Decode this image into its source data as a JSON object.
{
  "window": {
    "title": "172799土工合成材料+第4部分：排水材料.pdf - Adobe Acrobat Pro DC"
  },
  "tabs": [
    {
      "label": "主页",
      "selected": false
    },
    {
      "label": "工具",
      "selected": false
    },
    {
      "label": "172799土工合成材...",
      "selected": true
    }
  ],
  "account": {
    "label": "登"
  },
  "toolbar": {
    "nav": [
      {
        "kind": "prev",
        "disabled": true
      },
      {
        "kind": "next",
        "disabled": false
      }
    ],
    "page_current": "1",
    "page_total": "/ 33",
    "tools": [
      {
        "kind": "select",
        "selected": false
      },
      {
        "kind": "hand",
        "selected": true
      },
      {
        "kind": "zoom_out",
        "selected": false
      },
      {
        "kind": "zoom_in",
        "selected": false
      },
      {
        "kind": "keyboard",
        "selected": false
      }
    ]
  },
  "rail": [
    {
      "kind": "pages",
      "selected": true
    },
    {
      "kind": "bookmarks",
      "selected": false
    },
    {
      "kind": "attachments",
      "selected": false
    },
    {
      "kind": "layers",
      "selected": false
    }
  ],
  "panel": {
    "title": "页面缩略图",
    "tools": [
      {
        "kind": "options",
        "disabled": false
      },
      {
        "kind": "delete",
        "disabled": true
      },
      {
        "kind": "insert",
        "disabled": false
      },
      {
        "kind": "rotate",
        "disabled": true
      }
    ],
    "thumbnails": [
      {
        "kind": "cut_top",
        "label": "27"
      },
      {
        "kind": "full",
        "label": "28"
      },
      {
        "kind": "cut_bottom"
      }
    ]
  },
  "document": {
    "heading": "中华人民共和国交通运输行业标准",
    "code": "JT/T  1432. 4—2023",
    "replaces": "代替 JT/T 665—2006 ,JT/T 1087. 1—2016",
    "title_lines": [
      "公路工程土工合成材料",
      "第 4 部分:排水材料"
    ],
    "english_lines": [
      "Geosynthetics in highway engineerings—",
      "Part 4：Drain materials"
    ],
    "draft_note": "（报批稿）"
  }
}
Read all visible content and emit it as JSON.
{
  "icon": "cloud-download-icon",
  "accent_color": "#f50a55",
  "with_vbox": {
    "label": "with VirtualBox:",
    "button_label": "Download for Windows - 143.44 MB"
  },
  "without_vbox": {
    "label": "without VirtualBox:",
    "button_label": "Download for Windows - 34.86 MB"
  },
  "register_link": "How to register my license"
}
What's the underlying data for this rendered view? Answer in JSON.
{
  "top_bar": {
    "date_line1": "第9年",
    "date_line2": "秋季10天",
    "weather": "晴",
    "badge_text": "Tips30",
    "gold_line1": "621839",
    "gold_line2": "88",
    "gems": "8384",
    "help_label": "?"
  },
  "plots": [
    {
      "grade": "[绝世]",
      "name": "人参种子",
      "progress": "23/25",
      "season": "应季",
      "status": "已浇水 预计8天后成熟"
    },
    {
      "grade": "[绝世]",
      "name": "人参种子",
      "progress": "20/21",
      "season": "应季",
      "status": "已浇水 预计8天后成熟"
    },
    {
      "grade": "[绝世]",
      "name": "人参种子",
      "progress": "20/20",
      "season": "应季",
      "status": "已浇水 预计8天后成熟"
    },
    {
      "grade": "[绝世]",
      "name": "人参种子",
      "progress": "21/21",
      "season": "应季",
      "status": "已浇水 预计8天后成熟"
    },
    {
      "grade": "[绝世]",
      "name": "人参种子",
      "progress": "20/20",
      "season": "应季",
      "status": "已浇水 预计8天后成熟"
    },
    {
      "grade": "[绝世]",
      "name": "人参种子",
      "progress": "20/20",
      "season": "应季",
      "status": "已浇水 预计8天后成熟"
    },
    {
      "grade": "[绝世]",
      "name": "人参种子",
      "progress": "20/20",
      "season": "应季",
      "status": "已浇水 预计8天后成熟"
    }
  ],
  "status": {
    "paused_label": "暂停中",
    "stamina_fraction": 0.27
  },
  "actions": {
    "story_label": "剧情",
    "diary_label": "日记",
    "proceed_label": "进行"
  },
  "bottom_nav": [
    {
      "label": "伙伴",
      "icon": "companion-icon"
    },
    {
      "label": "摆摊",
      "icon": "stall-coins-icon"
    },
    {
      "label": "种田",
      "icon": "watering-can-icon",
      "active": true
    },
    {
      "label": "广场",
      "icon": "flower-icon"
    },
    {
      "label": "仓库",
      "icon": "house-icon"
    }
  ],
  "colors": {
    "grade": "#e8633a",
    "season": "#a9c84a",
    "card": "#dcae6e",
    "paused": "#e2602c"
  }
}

----------

● WHAT IS REQUIRED
Once more, set down the full listing, verbatim.

● THE RESULT
Decode this image into its source data as a JSON object.
{
  "window": {
    "title": "172799土工合成材料+第4部分：排水材料.pdf - Adobe Acrobat Pro DC"
  },
  "tabs": [
    {
      "label": "主页",
      "selected": false
    },
    {
      "label": "工具",
      "selected": false
    },
    {
      "label": "172799土工合成材...",
      "selected": true
    }
  ],
  "account": {
    "label": "登"
  },
  "toolbar": {
    "nav": [
      {
        "kind": "prev",
        "disabled": true
      },
      {
        "kind": "next",
        "disabled": false
      }
    ],
    "page_current": "1",
    "page_total": "/ 33",
    "tools": [
      {
        "kind": "select",
        "selected": false
      },
      {
        "kind": "hand",
        "selected": true
      },
      {
        "kind": "zoom_out",
        "selected": false
      },
      {
        "kind": "zoom_in",
        "selected": false
      },
      {
        "kind": "keyboard",
        "selected": false
      }
    ]
  },
  "rail": [
    {
      "kind": "pages",
      "selected": true
    },
    {
      "kind": "bookmarks",
      "selected": false
    },
    {
      "kind": "attachments",
      "selected": false
    },
    {
      "kind": "layers",
      "selected": false
    }
  ],
  "panel": {
    "title": "页面缩略图",
    "tools": [
      {
        "kind": "options",
        "disabled": false
      },
      {
        "kind": "delete",
        "disabled": true
      },
      {
        "kind": "insert",
        "disabled": false
      },
      {
        "kind": "rotate",
        "disabled": true
      }
    ],
    "thumbnails": [
      {
        "kind": "cut_top",
        "label": "27"
      },
      {
        "kind": "full",
        "label": "28"
      },
      {
        "kind": "cut_bottom"
      }
    ]
  },
  "document": {
    "heading": "中华人民共和国交通运输行业标准",
    "code": "JT/T  1432. 4—2023",
    "replaces": "代替 JT/T 665—2006 ,JT/T 1087. 1—2016",
    "title_lines": [
      "公路工程土工合成材料",
      "第 4 部分:排水材料"
    ],
    "english_lines": [
      "Geosynthetics in highway engineerings—",
      "Part 4：Drain materials"
    ],
    "draft_note": "（报批稿）"
  }
}
Read all visible content and emit it as JSON.
{
  "icon": "cloud-download-icon",
  "accent_color": "#f50a55",
  "with_vbox": {
    "label": "with VirtualBox:",
    "button_label": "Download for Windows - 143.44 MB"
  },
  "without_vbox": {
    "label": "without VirtualBox:",
    "button_label": "Download for Windows - 34.86 MB"
  },
  "register_link": "How to register my license"
}
What's the underlying data for this rendered view? Answer in JSON.
{
  "top_bar": {
    "date_line1": "第9年",
    "date_line2": "秋季10天",
    "weather": "晴",
    "badge_text": "Tips30",
    "gold_line1": "621839",
    "gold_line2": "88",
    "gems": "8384",
    "help_label": "?"
  },
  "plots": [
    {
      "grade": "[绝世]",
      "name": "人参种子",
      "progress": "23/25",
      "season": "应季",
      "status": "已浇水 预计8天后成熟"
    },
    {
      "grade": "[绝世]",
      "name": "人参种子",
      "progress": "20/21",
      "season": "应季",
      "status": "已浇水 预计8天后成熟"
    },
    {
      "grade": "[绝世]",
      "name": "人参种子",
      "progress": "20/20",
      "season": "应季",
      "status": "已浇水 预计8天后成熟"
    },
    {
      "grade": "[绝世]",
      "name": "人参种子",
      "progress": "21/21",
      "season": "应季",
      "status": "已浇水 预计8天后成熟"
    },
    {
      "grade": "[绝世]",
      "name": "人参种子",
      "progress": "20/20",
      "season": "应季",
      "status": "已浇水 预计8天后成熟"
    },
    {
      "grade": "[绝世]",
      "name": "人参种子",
      "progress": "20/20",
      "season": "应季",
      "status": "已浇水 预计8天后成熟"
    },
    {
      "grade": "[绝世]",
      "name": "人参种子",
      "progress": "20/20",
      "season": "应季",
      "status": "已浇水 预计8天后成熟"
    }
  ],
  "status": {
    "paused_label": "暂停中",
    "stamina_fraction": 0.27
  },
  "actions": {
    "story_label": "剧情",
    "diary_label": "日记",
    "proceed_label": "进行"
  },
  "bottom_nav": [
    {
      "label": "伙伴",
      "icon": "companion-icon"
    },
    {
      "label": "摆摊",
      "icon": "stall-coins-icon"
    },
    {
      "label": "种田",
      "icon": "watering-can-icon",
      "active": true
    },
    {
      "label": "广场",
      "icon": "flower-icon"
    },
    {
      "label": "仓库",
      "icon": "house-icon"
    }
  ],
  "colors": {
    "grade": "#e8633a",
    "season": "#a9c84a",
    "card": "#dcae6e",
    "paused": "#e2602c"
  }
}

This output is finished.